Set exercise: Scan the material below for the string "text", and copy every line where it shows up.

Material shown:

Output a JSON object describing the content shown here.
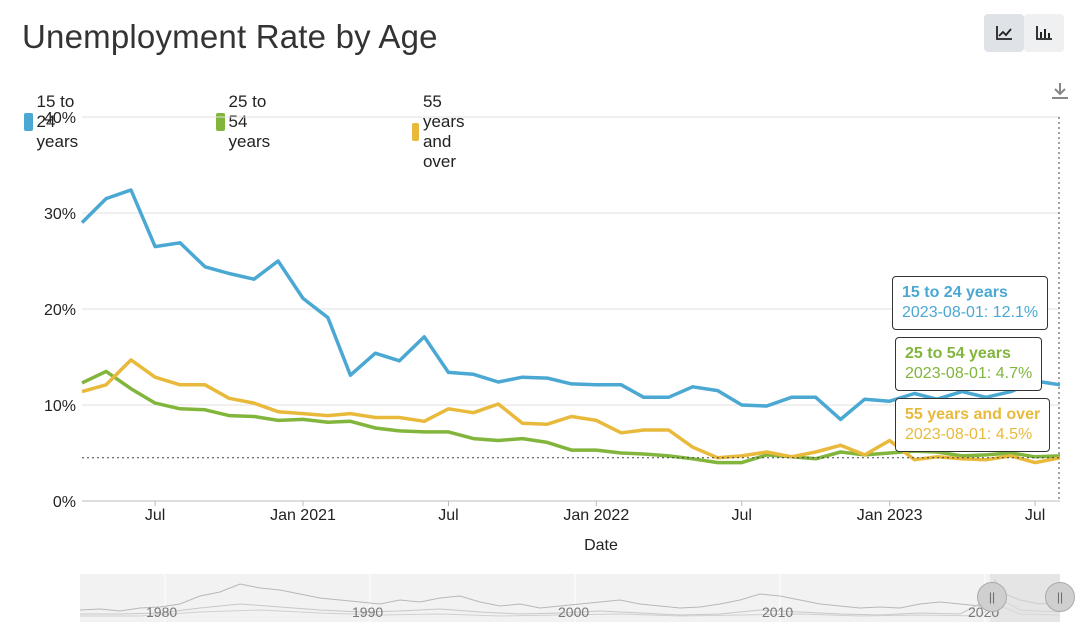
{
  "title": "Unemployment Rate by Age",
  "toolbar": {
    "line_view_icon": "line-chart-icon",
    "bar_view_icon": "bar-chart-icon",
    "download_icon": "download-icon"
  },
  "chart_data": {
    "type": "line",
    "title": "Unemployment Rate by Age",
    "xlabel": "Date",
    "ylabel": "",
    "ylim": [
      0,
      40
    ],
    "y_ticks": [
      "0%",
      "10%",
      "20%",
      "30%",
      "40%"
    ],
    "x_tick_labels": [
      "Jul",
      "Jan 2021",
      "Jul",
      "Jan 2022",
      "Jul",
      "Jan 2023",
      "Jul"
    ],
    "x_tick_dates": [
      "2020-07-01",
      "2021-01-01",
      "2021-07-01",
      "2022-01-01",
      "2022-07-01",
      "2023-01-01",
      "2023-07-01"
    ],
    "x_range": [
      "2020-04-01",
      "2023-08-01"
    ],
    "grid": true,
    "legend_position": "top-left",
    "x": [
      "2020-04-01",
      "2020-05-01",
      "2020-06-01",
      "2020-07-01",
      "2020-08-01",
      "2020-09-01",
      "2020-10-01",
      "2020-11-01",
      "2020-12-01",
      "2021-01-01",
      "2021-02-01",
      "2021-03-01",
      "2021-04-01",
      "2021-05-01",
      "2021-06-01",
      "2021-07-01",
      "2021-08-01",
      "2021-09-01",
      "2021-10-01",
      "2021-11-01",
      "2021-12-01",
      "2022-01-01",
      "2022-02-01",
      "2022-03-01",
      "2022-04-01",
      "2022-05-01",
      "2022-06-01",
      "2022-07-01",
      "2022-08-01",
      "2022-09-01",
      "2022-10-01",
      "2022-11-01",
      "2022-12-01",
      "2023-01-01",
      "2023-02-01",
      "2023-03-01",
      "2023-04-01",
      "2023-05-01",
      "2023-06-01",
      "2023-07-01",
      "2023-08-01"
    ],
    "series": [
      {
        "name": "15 to 24 years",
        "color": "#4aa8d3",
        "values": [
          29.0,
          31.5,
          32.4,
          26.5,
          26.9,
          24.4,
          23.7,
          23.1,
          25.0,
          21.1,
          19.1,
          13.1,
          15.4,
          14.6,
          17.1,
          13.4,
          13.2,
          12.4,
          12.9,
          12.8,
          12.2,
          12.1,
          12.1,
          10.8,
          10.8,
          11.9,
          11.5,
          10.0,
          9.9,
          10.8,
          10.8,
          8.5,
          10.6,
          10.4,
          11.2,
          10.6,
          11.4,
          10.8,
          11.4,
          12.5,
          12.1
        ]
      },
      {
        "name": "25 to 54 years",
        "color": "#82b53c",
        "values": [
          12.3,
          13.5,
          11.7,
          10.2,
          9.6,
          9.5,
          8.9,
          8.8,
          8.4,
          8.5,
          8.2,
          8.3,
          7.6,
          7.3,
          7.2,
          7.2,
          6.5,
          6.3,
          6.5,
          6.1,
          5.3,
          5.3,
          5.0,
          4.9,
          4.7,
          4.4,
          4.0,
          4.0,
          4.8,
          4.6,
          4.4,
          5.1,
          4.8,
          5.0,
          5.2,
          5.1,
          4.7,
          4.8,
          5.0,
          4.6,
          4.7
        ]
      },
      {
        "name": "55 years and over",
        "color": "#e8b93b",
        "values": [
          11.4,
          12.1,
          14.7,
          12.9,
          12.1,
          12.1,
          10.7,
          10.2,
          9.3,
          9.1,
          8.9,
          9.1,
          8.7,
          8.7,
          8.3,
          9.6,
          9.2,
          10.1,
          8.1,
          8.0,
          8.8,
          8.4,
          7.1,
          7.4,
          7.4,
          5.6,
          4.5,
          4.7,
          5.1,
          4.6,
          5.1,
          5.8,
          4.8,
          6.3,
          4.3,
          4.6,
          4.4,
          4.3,
          4.7,
          4.0,
          4.5
        ]
      }
    ],
    "tooltips": [
      {
        "name": "15 to 24 years",
        "text": "2023-08-01: 12.1%",
        "color": "#4aa8d3"
      },
      {
        "name": "25 to 54 years",
        "text": "2023-08-01: 4.7%",
        "color": "#82b53c"
      },
      {
        "name": "55 years and over",
        "text": "2023-08-01: 4.5%",
        "color": "#e8b93b"
      }
    ],
    "crosshair_value": 4.5,
    "navigator": {
      "year_labels": [
        "1980",
        "1990",
        "2000",
        "2010",
        "2020"
      ]
    }
  }
}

Problem solution:
        "text": "2023-08-01: 12.1%",
        "text": "2023-08-01: 4.7%",
        "text": "2023-08-01: 4.5%",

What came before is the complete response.